>> start Data entries

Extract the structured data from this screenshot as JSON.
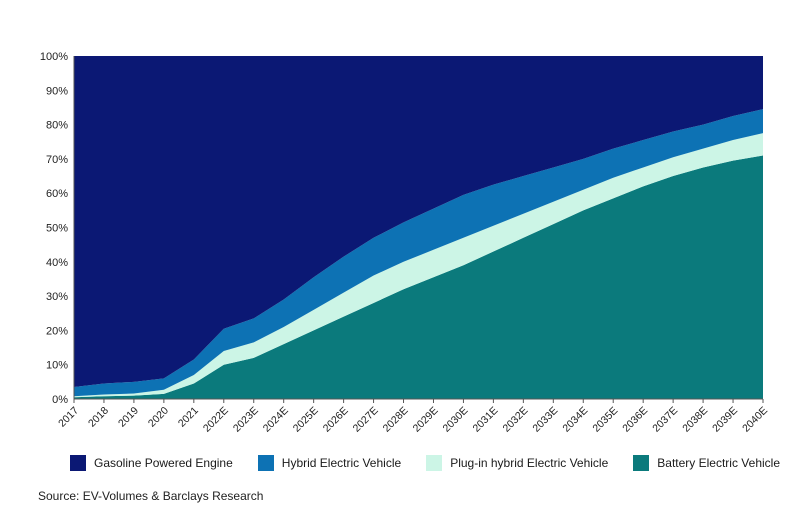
{
  "chart_data": {
    "type": "area",
    "stacked": true,
    "title": "",
    "xlabel": "",
    "ylabel": "",
    "ylim": [
      0,
      100
    ],
    "y_ticks": [
      "0%",
      "10%",
      "20%",
      "30%",
      "40%",
      "50%",
      "60%",
      "70%",
      "80%",
      "90%",
      "100%"
    ],
    "categories": [
      "2017",
      "2018",
      "2019",
      "2020",
      "2021",
      "2022E",
      "2023E",
      "2024E",
      "2025E",
      "2026E",
      "2027E",
      "2028E",
      "2029E",
      "2030E",
      "2031E",
      "2032E",
      "2033E",
      "2034E",
      "2035E",
      "2036E",
      "2037E",
      "2038E",
      "2039E",
      "2040E"
    ],
    "series": [
      {
        "name": "Battery Electric Vehicle",
        "color": "#0b7a7c",
        "values": [
          0.5,
          0.8,
          1.0,
          1.5,
          4.5,
          10.0,
          12.0,
          16.0,
          20.0,
          24.0,
          28.0,
          32.0,
          35.5,
          39.0,
          43.0,
          47.0,
          51.0,
          55.0,
          58.5,
          62.0,
          65.0,
          67.5,
          69.5,
          71.0
        ]
      },
      {
        "name": "Plug-in hybrid Electric Vehicle",
        "color": "#ccf5e6",
        "values": [
          0.3,
          0.5,
          0.6,
          1.2,
          2.5,
          4.0,
          4.5,
          5.0,
          6.0,
          7.0,
          8.0,
          8.0,
          8.0,
          8.0,
          7.5,
          7.0,
          6.5,
          6.0,
          6.0,
          5.5,
          5.5,
          5.5,
          6.0,
          6.5
        ]
      },
      {
        "name": "Hybrid Electric Vehicle",
        "color": "#0d72b4",
        "values": [
          2.7,
          3.2,
          3.4,
          3.3,
          4.5,
          6.5,
          7.0,
          8.0,
          9.5,
          10.5,
          11.0,
          11.5,
          12.0,
          12.5,
          12.0,
          11.0,
          10.0,
          9.0,
          8.5,
          8.0,
          7.5,
          7.0,
          7.0,
          7.0
        ]
      },
      {
        "name": "Gasoline Powered Engine",
        "color": "#0b1874",
        "values": [
          96.5,
          95.5,
          95.0,
          94.0,
          88.5,
          79.5,
          76.5,
          71.0,
          64.5,
          58.5,
          53.0,
          48.5,
          44.5,
          40.5,
          37.5,
          35.0,
          32.5,
          30.0,
          27.0,
          24.5,
          22.0,
          20.0,
          17.5,
          15.5
        ]
      }
    ],
    "legend_position": "bottom",
    "legend_order": [
      "Gasoline Powered Engine",
      "Hybrid Electric Vehicle",
      "Plug-in hybrid Electric Vehicle",
      "Battery Electric Vehicle"
    ]
  },
  "source": "Source: EV-Volumes & Barclays Research"
}
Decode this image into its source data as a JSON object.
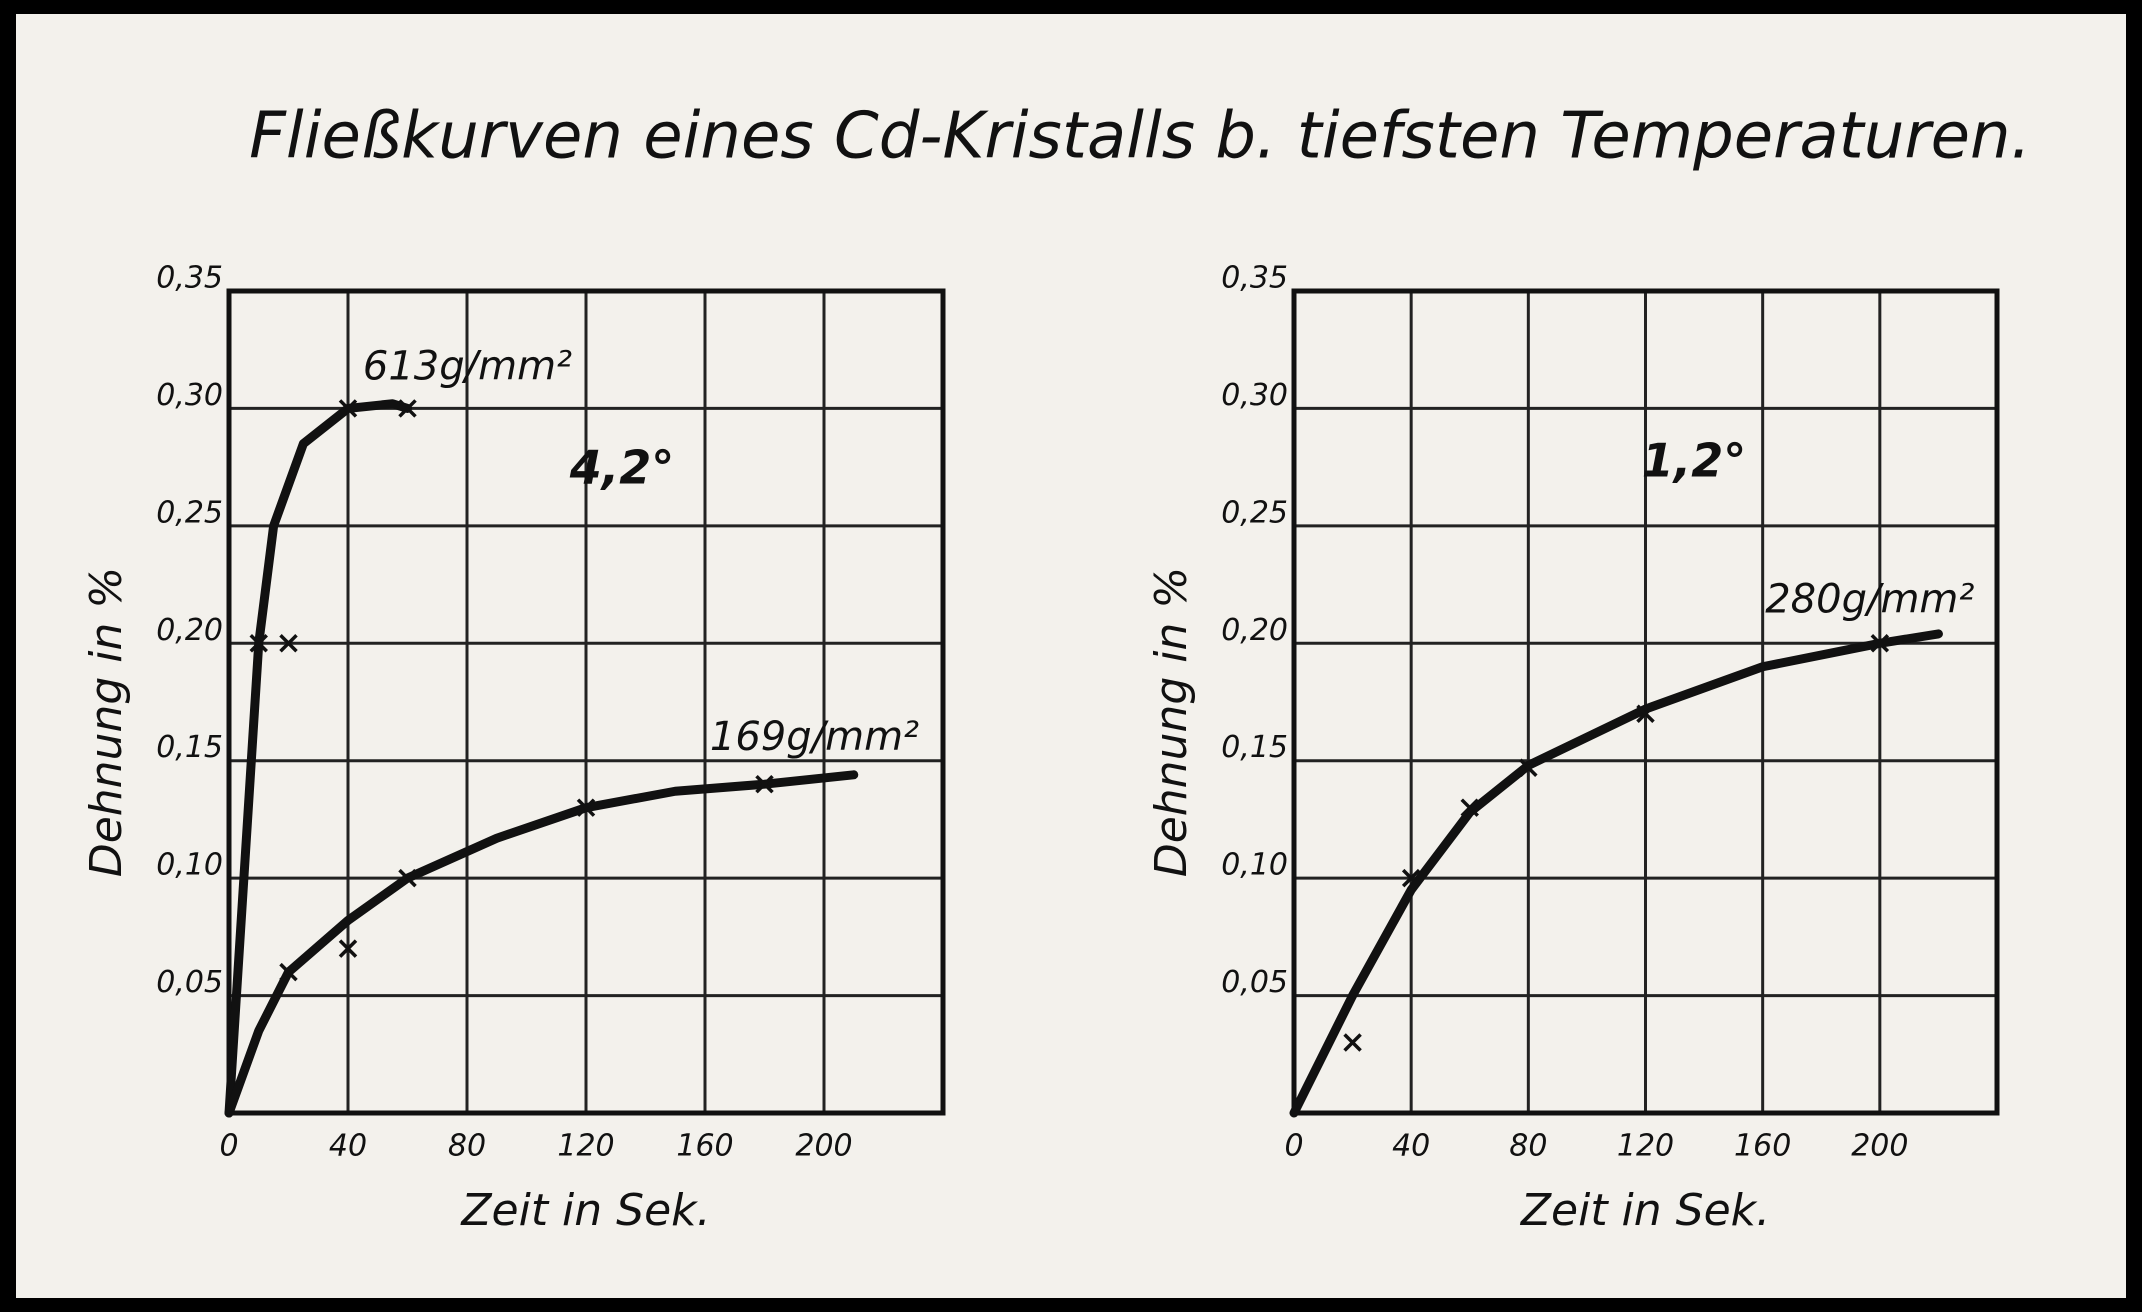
{
  "title": "Fließkurven eines Cd-Kristalls b. tiefsten Temperaturen.",
  "chart_data": [
    {
      "type": "line",
      "annotation": "4,2°",
      "x_label": "Zeit in Sek.",
      "y_label": "Dehnung in %",
      "xlim": [
        0,
        240
      ],
      "xticks": [
        0,
        40,
        80,
        120,
        160,
        200
      ],
      "ylim": [
        0,
        0.35
      ],
      "yticks": [
        {
          "value": 0.05,
          "label": "0,05"
        },
        {
          "value": 0.1,
          "label": "0,10"
        },
        {
          "value": 0.15,
          "label": "0,15"
        },
        {
          "value": 0.2,
          "label": "0,20"
        },
        {
          "value": 0.25,
          "label": "0,25"
        },
        {
          "value": 0.3,
          "label": "0,30"
        },
        {
          "value": 0.35,
          "label": "0,35"
        }
      ],
      "grid": true,
      "color": "#111111",
      "series": [
        {
          "name": "613g/mm²",
          "x": [
            10,
            20,
            40,
            60
          ],
          "values": [
            0.2,
            0.2,
            0.3,
            0.3
          ],
          "curve_x": [
            0,
            5,
            10,
            15,
            25,
            40,
            55,
            60
          ],
          "curve_values": [
            0,
            0.1,
            0.2,
            0.25,
            0.285,
            0.3,
            0.302,
            0.3
          ]
        },
        {
          "name": "169g/mm²",
          "x": [
            20,
            40,
            60,
            120,
            180
          ],
          "values": [
            0.06,
            0.07,
            0.1,
            0.13,
            0.14
          ],
          "curve_x": [
            0,
            10,
            20,
            40,
            60,
            90,
            120,
            150,
            180,
            210
          ],
          "curve_values": [
            0,
            0.035,
            0.06,
            0.082,
            0.1,
            0.117,
            0.13,
            0.137,
            0.14,
            0.144
          ]
        }
      ]
    },
    {
      "type": "line",
      "annotation": "1,2°",
      "x_label": "Zeit in Sek.",
      "y_label": "Dehnung in %",
      "xlim": [
        0,
        240
      ],
      "xticks": [
        0,
        40,
        80,
        120,
        160,
        200
      ],
      "ylim": [
        0,
        0.35
      ],
      "yticks": [
        {
          "value": 0.05,
          "label": "0,05"
        },
        {
          "value": 0.1,
          "label": "0,10"
        },
        {
          "value": 0.15,
          "label": "0,15"
        },
        {
          "value": 0.2,
          "label": "0,20"
        },
        {
          "value": 0.25,
          "label": "0,25"
        },
        {
          "value": 0.3,
          "label": "0,30"
        },
        {
          "value": 0.35,
          "label": "0,35"
        }
      ],
      "grid": true,
      "color": "#111111",
      "series": [
        {
          "name": "280g/mm²",
          "x": [
            20,
            40,
            60,
            80,
            120,
            200
          ],
          "values": [
            0.03,
            0.1,
            0.13,
            0.147,
            0.17,
            0.2
          ],
          "curve_x": [
            0,
            20,
            40,
            60,
            80,
            120,
            160,
            200,
            220
          ],
          "curve_values": [
            0,
            0.05,
            0.095,
            0.128,
            0.148,
            0.172,
            0.19,
            0.2,
            0.204
          ]
        }
      ]
    }
  ]
}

>> end Data entries

Problem description
Pictures in the records must not appear in the copy; transcribe everything else precisely.

The reply
Extract the structured data from this screenshot as JSON.
{
  "chart_data": {
    "type": "area",
    "stacked": true,
    "title": "",
    "xlabel": "",
    "ylabel": "",
    "ylim": [
      0,
      100
    ],
    "y_ticks": [
      "0%",
      "10%",
      "20%",
      "30%",
      "40%",
      "50%",
      "60%",
      "70%",
      "80%",
      "90%",
      "100%"
    ],
    "categories": [
      "2017",
      "2018",
      "2019",
      "2020",
      "2021",
      "2022E",
      "2023E",
      "2024E",
      "2025E",
      "2026E",
      "2027E",
      "2028E",
      "2029E",
      "2030E",
      "2031E",
      "2032E",
      "2033E",
      "2034E",
      "2035E",
      "2036E",
      "2037E",
      "2038E",
      "2039E",
      "2040E"
    ],
    "series": [
      {
        "name": "Battery Electric Vehicle",
        "color": "#0b7a7c",
        "values": [
          0.5,
          0.8,
          1.0,
          1.5,
          4.5,
          10.0,
          12.0,
          16.0,
          20.0,
          24.0,
          28.0,
          32.0,
          35.5,
          39.0,
          43.0,
          47.0,
          51.0,
          55.0,
          58.5,
          62.0,
          65.0,
          67.5,
          69.5,
          71.0
        ]
      },
      {
        "name": "Plug-in hybrid Electric Vehicle",
        "color": "#ccf5e6",
        "values": [
          0.3,
          0.5,
          0.6,
          1.2,
          2.5,
          4.0,
          4.5,
          5.0,
          6.0,
          7.0,
          8.0,
          8.0,
          8.0,
          8.0,
          7.5,
          7.0,
          6.5,
          6.0,
          6.0,
          5.5,
          5.5,
          5.5,
          6.0,
          6.5
        ]
      },
      {
        "name": "Hybrid Electric Vehicle",
        "color": "#0d72b4",
        "values": [
          2.7,
          3.2,
          3.4,
          3.3,
          4.5,
          6.5,
          7.0,
          8.0,
          9.5,
          10.5,
          11.0,
          11.5,
          12.0,
          12.5,
          12.0,
          11.0,
          10.0,
          9.0,
          8.5,
          8.0,
          7.5,
          7.0,
          7.0,
          7.0
        ]
      },
      {
        "name": "Gasoline Powered Engine",
        "color": "#0b1874",
        "values": [
          96.5,
          95.5,
          95.0,
          94.0,
          88.5,
          79.5,
          76.5,
          71.0,
          64.5,
          58.5,
          53.0,
          48.5,
          44.5,
          40.5,
          37.5,
          35.0,
          32.5,
          30.0,
          27.0,
          24.5,
          22.0,
          20.0,
          17.5,
          15.5
        ]
      }
    ],
    "legend_position": "bottom",
    "legend_order": [
      "Gasoline Powered Engine",
      "Hybrid Electric Vehicle",
      "Plug-in hybrid Electric Vehicle",
      "Battery Electric Vehicle"
    ]
  },
  "source": "Source: EV-Volumes & Barclays Research"
}
Decode this image into its source data as a JSON object.
{
  "title": "Fließkurven eines Cd-Kristalls b. tiefsten Temperaturen.",
  "chart_data": [
    {
      "type": "line",
      "annotation": "4,2°",
      "x_label": "Zeit in Sek.",
      "y_label": "Dehnung in %",
      "xlim": [
        0,
        240
      ],
      "xticks": [
        0,
        40,
        80,
        120,
        160,
        200
      ],
      "ylim": [
        0,
        0.35
      ],
      "yticks": [
        {
          "value": 0.05,
          "label": "0,05"
        },
        {
          "value": 0.1,
          "label": "0,10"
        },
        {
          "value": 0.15,
          "label": "0,15"
        },
        {
          "value": 0.2,
          "label": "0,20"
        },
        {
          "value": 0.25,
          "label": "0,25"
        },
        {
          "value": 0.3,
          "label": "0,30"
        },
        {
          "value": 0.35,
          "label": "0,35"
        }
      ],
      "grid": true,
      "color": "#111111",
      "series": [
        {
          "name": "613g/mm²",
          "x": [
            10,
            20,
            40,
            60
          ],
          "values": [
            0.2,
            0.2,
            0.3,
            0.3
          ],
          "curve_x": [
            0,
            5,
            10,
            15,
            25,
            40,
            55,
            60
          ],
          "curve_values": [
            0,
            0.1,
            0.2,
            0.25,
            0.285,
            0.3,
            0.302,
            0.3
          ]
        },
        {
          "name": "169g/mm²",
          "x": [
            20,
            40,
            60,
            120,
            180
          ],
          "values": [
            0.06,
            0.07,
            0.1,
            0.13,
            0.14
          ],
          "curve_x": [
            0,
            10,
            20,
            40,
            60,
            90,
            120,
            150,
            180,
            210
          ],
          "curve_values": [
            0,
            0.035,
            0.06,
            0.082,
            0.1,
            0.117,
            0.13,
            0.137,
            0.14,
            0.144
          ]
        }
      ]
    },
    {
      "type": "line",
      "annotation": "1,2°",
      "x_label": "Zeit in Sek.",
      "y_label": "Dehnung in %",
      "xlim": [
        0,
        240
      ],
      "xticks": [
        0,
        40,
        80,
        120,
        160,
        200
      ],
      "ylim": [
        0,
        0.35
      ],
      "yticks": [
        {
          "value": 0.05,
          "label": "0,05"
        },
        {
          "value": 0.1,
          "label": "0,10"
        },
        {
          "value": 0.15,
          "label": "0,15"
        },
        {
          "value": 0.2,
          "label": "0,20"
        },
        {
          "value": 0.25,
          "label": "0,25"
        },
        {
          "value": 0.3,
          "label": "0,30"
        },
        {
          "value": 0.35,
          "label": "0,35"
        }
      ],
      "grid": true,
      "color": "#111111",
      "series": [
        {
          "name": "280g/mm²",
          "x": [
            20,
            40,
            60,
            80,
            120,
            200
          ],
          "values": [
            0.03,
            0.1,
            0.13,
            0.147,
            0.17,
            0.2
          ],
          "curve_x": [
            0,
            20,
            40,
            60,
            80,
            120,
            160,
            200,
            220
          ],
          "curve_values": [
            0,
            0.05,
            0.095,
            0.128,
            0.148,
            0.172,
            0.19,
            0.2,
            0.204
          ]
        }
      ]
    }
  ]
}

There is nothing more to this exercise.